STORED RECORDS →
=-=-=-=-=
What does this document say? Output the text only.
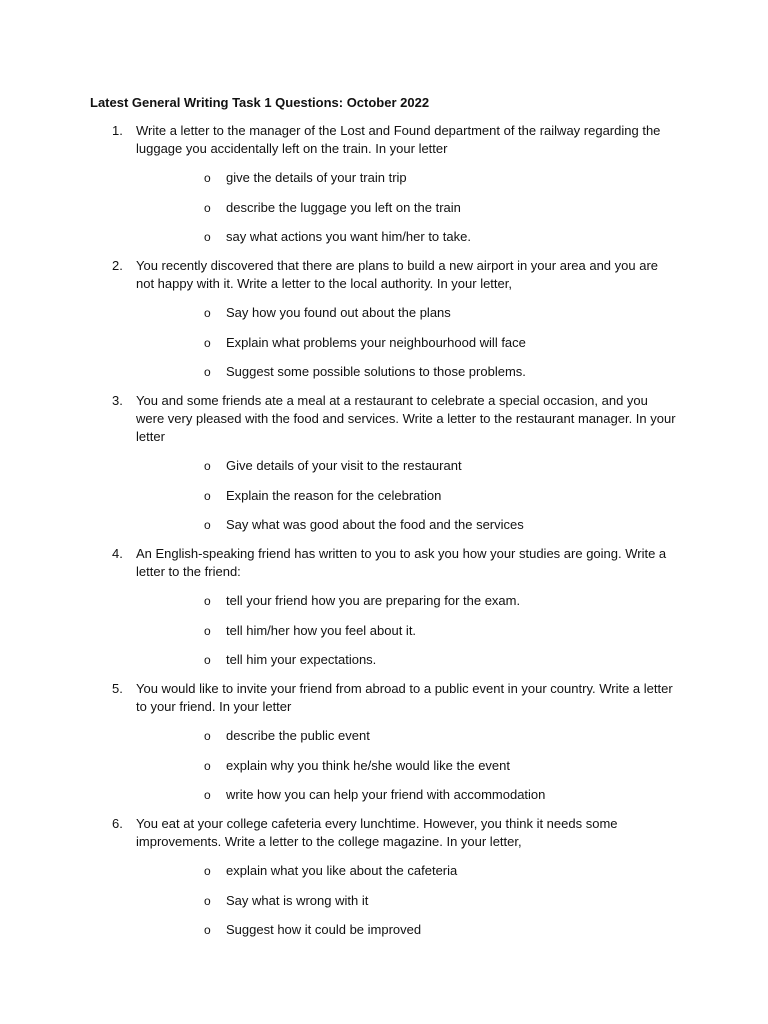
Latest General Writing Task 1 Questions: October 2022
1. Write a letter to the manager of the Lost and Found department of the railway regarding the luggage you accidentally left on the train. In your letter

o give the details of your train trip
o describe the luggage you left on the train
o say what actions you want him/her to take.
2. You recently discovered that there are plans to build a new airport in your area and you are not happy with it. Write a letter to the local authority. In your letter,

o Say how you found out about the plans
o Explain what problems your neighbourhood will face
o Suggest some possible solutions to those problems.
3. You and some friends ate a meal at a restaurant to celebrate a special occasion, and you were very pleased with the food and services. Write a letter to the restaurant manager. In your letter

o Give details of your visit to the restaurant
o Explain the reason for the celebration
o Say what was good about the food and the services
4. An English-speaking friend has written to you to ask you how your studies are going. Write a letter to the friend:

o tell your friend how you are preparing for the exam.
o tell him/her how you feel about it.
o tell him your expectations.
5. You would like to invite your friend from abroad to a public event in your country. Write a letter to your friend. In your letter

o describe the public event
o explain why you think he/she would like the event
o write how you can help your friend with accommodation
6. You eat at your college cafeteria every lunchtime. However, you think it needs some improvements. Write a letter to the college magazine. In your letter,

o explain what you like about the cafeteria
o Say what is wrong with it
o Suggest how it could be improved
=-=-=-=-=
GIVEN REQUEST →
Copy every line of the listing that contains the word "services".

RIGHT ANSWER →
3. You and some friends ate a meal at a restaurant to celebrate a special occasion, and you were very pleased with the food and services. Write a letter to the restaurant manager. In your letter
o Say what was good about the food and the services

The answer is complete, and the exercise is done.